● **GOAL**
Determine how many lines carry the word "Daily". Output that number only.

(Data items)
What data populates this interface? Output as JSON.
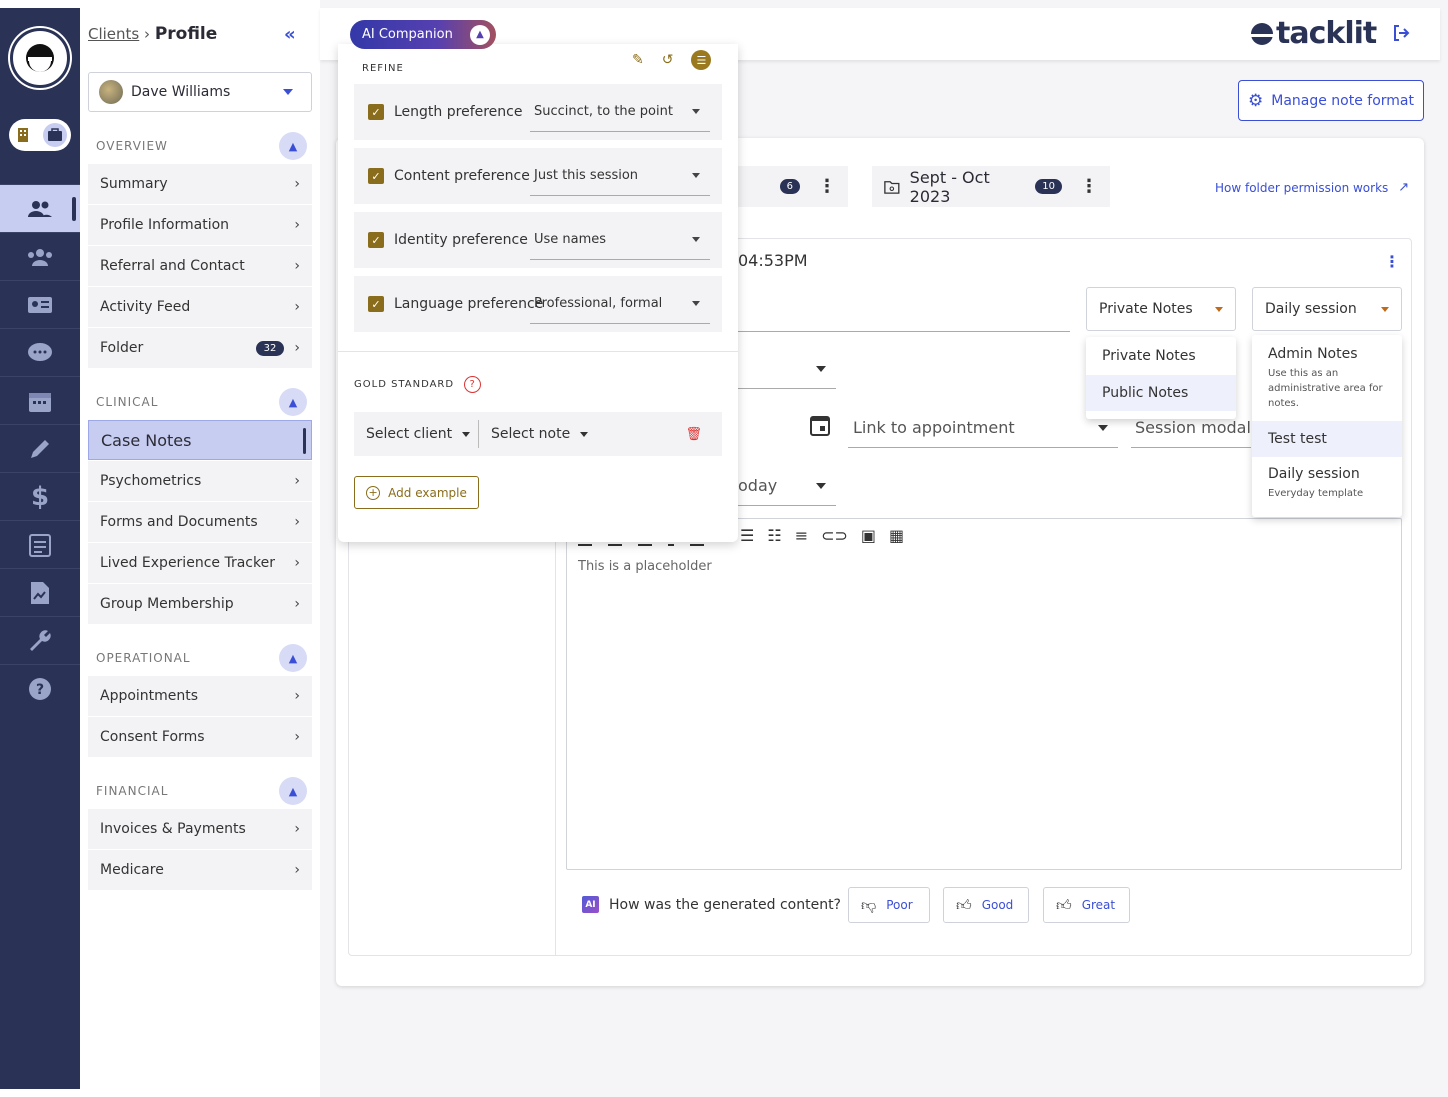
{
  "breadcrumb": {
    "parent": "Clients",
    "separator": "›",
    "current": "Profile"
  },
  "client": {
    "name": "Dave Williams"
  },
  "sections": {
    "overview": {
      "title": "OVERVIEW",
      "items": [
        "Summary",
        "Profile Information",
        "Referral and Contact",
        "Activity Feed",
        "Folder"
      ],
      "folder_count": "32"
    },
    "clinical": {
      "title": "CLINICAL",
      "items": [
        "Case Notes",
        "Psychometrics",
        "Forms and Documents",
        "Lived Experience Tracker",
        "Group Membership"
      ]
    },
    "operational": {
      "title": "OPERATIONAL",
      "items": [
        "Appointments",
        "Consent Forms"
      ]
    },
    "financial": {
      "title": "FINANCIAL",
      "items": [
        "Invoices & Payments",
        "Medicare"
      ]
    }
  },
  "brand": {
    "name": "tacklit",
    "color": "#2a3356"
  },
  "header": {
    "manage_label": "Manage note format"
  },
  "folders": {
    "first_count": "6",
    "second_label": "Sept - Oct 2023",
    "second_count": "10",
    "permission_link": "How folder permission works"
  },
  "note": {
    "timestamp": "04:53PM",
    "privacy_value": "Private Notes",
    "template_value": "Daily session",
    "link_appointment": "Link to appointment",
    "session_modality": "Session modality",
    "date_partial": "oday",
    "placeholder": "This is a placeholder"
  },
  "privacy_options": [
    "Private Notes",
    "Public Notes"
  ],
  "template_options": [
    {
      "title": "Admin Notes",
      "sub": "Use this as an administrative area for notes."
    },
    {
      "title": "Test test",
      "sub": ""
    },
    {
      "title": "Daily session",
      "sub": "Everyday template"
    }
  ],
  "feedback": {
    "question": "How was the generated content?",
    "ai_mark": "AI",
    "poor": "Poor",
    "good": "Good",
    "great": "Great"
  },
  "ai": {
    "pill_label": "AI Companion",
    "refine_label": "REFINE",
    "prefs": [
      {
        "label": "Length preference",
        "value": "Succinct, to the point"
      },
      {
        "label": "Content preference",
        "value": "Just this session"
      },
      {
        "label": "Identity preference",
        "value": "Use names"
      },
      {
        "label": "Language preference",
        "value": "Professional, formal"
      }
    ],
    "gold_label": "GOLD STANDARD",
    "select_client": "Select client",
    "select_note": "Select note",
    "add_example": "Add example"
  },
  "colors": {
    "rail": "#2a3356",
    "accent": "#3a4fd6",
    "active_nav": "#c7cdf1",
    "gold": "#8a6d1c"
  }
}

---

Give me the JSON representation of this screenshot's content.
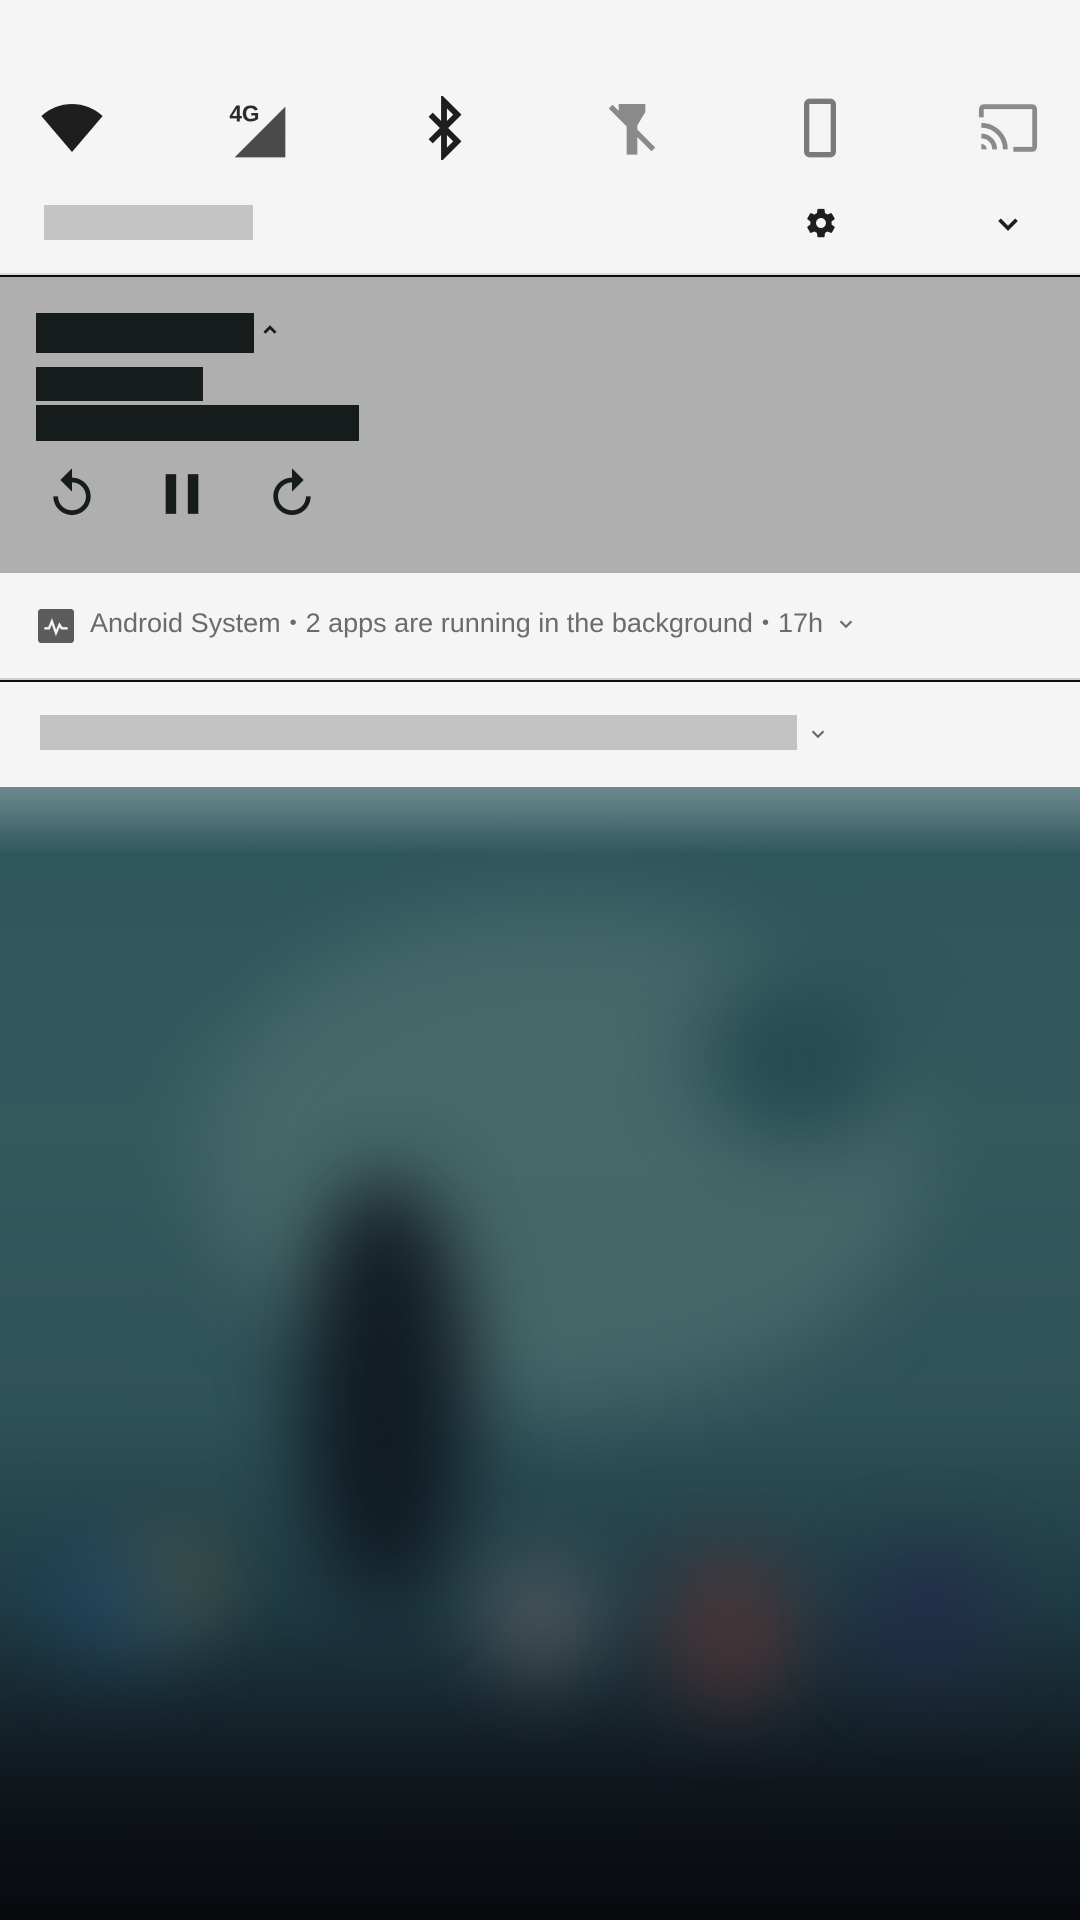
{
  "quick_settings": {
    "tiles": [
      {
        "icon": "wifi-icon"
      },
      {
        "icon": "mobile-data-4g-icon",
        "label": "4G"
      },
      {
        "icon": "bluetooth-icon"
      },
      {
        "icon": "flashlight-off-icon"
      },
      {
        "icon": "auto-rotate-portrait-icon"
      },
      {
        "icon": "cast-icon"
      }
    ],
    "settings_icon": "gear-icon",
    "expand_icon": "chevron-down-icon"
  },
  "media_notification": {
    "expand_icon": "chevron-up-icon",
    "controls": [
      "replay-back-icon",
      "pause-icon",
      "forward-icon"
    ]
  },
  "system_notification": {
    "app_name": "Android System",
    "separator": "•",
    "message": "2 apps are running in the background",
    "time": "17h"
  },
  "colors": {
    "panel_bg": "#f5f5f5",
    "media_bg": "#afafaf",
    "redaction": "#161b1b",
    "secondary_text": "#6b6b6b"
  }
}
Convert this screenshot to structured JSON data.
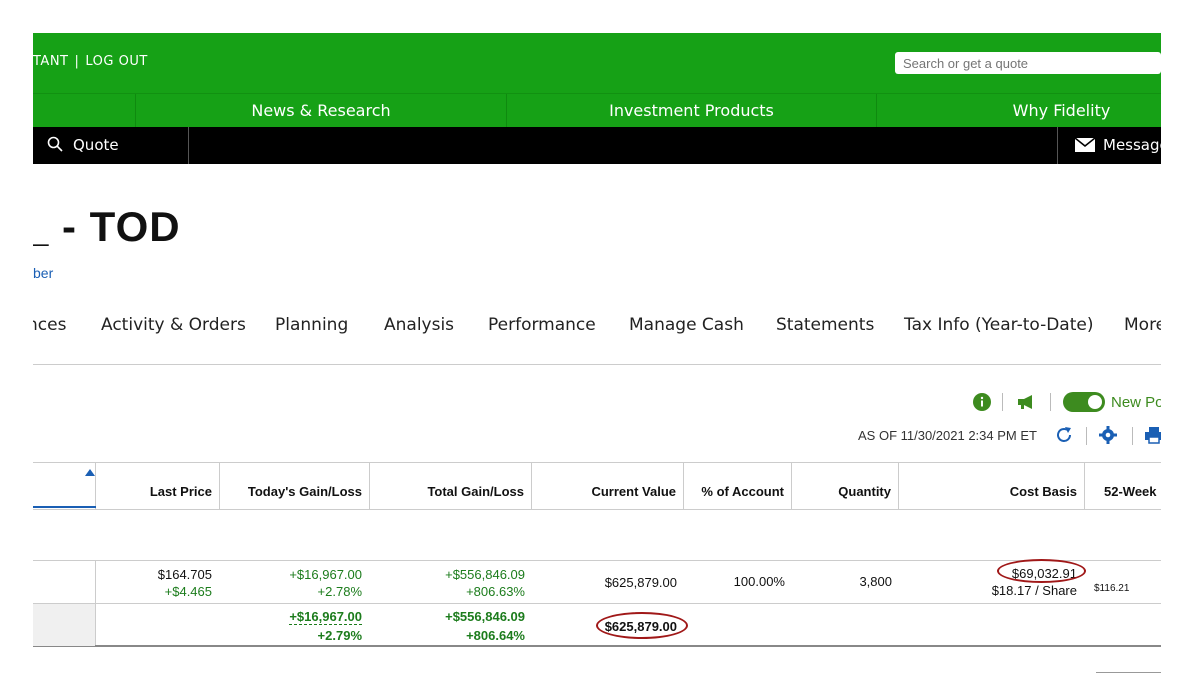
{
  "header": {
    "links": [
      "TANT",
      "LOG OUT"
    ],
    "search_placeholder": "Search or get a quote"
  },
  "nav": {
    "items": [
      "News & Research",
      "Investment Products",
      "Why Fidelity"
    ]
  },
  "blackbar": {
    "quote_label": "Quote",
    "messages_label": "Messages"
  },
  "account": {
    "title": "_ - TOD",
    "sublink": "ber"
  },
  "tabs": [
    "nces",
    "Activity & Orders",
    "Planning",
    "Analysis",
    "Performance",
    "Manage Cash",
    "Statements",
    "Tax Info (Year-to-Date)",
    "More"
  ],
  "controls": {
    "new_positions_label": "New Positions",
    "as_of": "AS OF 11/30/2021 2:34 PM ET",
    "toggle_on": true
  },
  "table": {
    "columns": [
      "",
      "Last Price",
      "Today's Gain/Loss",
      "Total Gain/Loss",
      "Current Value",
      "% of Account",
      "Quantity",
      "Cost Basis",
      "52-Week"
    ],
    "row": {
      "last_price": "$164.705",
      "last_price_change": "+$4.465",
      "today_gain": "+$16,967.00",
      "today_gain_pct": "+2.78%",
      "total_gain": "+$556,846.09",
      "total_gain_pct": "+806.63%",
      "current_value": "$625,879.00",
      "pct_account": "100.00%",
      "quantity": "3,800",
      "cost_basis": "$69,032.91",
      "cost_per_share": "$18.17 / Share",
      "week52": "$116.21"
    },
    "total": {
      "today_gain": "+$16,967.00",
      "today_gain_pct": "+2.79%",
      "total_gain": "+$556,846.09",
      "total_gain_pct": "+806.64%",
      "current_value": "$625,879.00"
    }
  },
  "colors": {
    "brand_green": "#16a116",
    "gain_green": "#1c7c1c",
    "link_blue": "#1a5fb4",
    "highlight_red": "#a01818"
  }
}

---

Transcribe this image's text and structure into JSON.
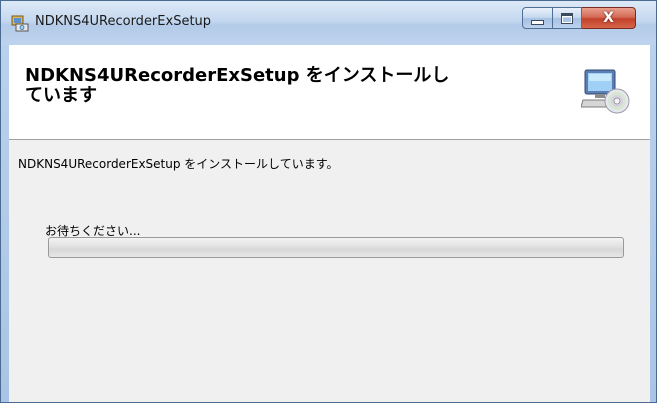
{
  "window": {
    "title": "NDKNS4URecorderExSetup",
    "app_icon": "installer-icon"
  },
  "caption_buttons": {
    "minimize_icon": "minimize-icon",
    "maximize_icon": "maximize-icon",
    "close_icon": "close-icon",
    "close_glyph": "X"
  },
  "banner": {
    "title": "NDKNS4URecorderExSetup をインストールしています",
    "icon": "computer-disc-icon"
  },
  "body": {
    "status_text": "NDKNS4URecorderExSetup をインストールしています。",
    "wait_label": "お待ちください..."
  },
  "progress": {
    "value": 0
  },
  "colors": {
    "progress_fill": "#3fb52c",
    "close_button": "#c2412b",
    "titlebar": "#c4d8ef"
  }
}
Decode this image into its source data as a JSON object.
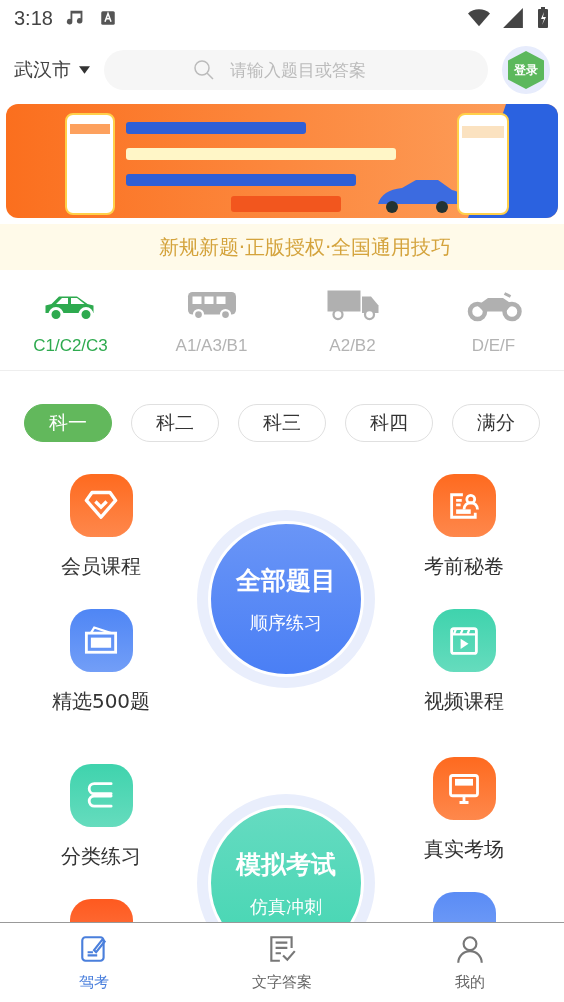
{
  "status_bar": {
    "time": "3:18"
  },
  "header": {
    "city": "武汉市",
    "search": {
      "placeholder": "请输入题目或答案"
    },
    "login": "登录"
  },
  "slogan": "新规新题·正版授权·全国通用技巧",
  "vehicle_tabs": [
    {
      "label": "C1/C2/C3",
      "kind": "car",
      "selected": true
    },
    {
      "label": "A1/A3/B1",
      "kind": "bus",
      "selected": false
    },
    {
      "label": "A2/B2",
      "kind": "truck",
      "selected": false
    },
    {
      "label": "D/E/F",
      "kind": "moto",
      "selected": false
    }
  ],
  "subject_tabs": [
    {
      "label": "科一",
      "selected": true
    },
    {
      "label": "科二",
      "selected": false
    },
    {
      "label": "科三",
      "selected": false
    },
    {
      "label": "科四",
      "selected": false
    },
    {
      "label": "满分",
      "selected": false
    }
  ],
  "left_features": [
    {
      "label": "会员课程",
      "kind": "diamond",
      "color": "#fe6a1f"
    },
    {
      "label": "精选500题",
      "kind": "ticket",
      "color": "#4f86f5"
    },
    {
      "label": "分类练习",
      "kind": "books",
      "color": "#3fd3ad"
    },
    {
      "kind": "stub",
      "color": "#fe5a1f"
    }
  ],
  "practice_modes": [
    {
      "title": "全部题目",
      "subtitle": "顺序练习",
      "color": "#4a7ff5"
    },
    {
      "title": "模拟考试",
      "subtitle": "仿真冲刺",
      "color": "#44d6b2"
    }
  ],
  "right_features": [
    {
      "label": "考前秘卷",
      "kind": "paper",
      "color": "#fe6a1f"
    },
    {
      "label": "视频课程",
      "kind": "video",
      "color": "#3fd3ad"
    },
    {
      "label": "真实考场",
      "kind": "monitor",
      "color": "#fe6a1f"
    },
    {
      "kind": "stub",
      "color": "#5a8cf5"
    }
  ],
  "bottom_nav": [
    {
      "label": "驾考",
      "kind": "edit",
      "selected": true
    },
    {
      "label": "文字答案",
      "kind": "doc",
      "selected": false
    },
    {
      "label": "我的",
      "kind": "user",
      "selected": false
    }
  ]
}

● **EXERCISE RESULT**
2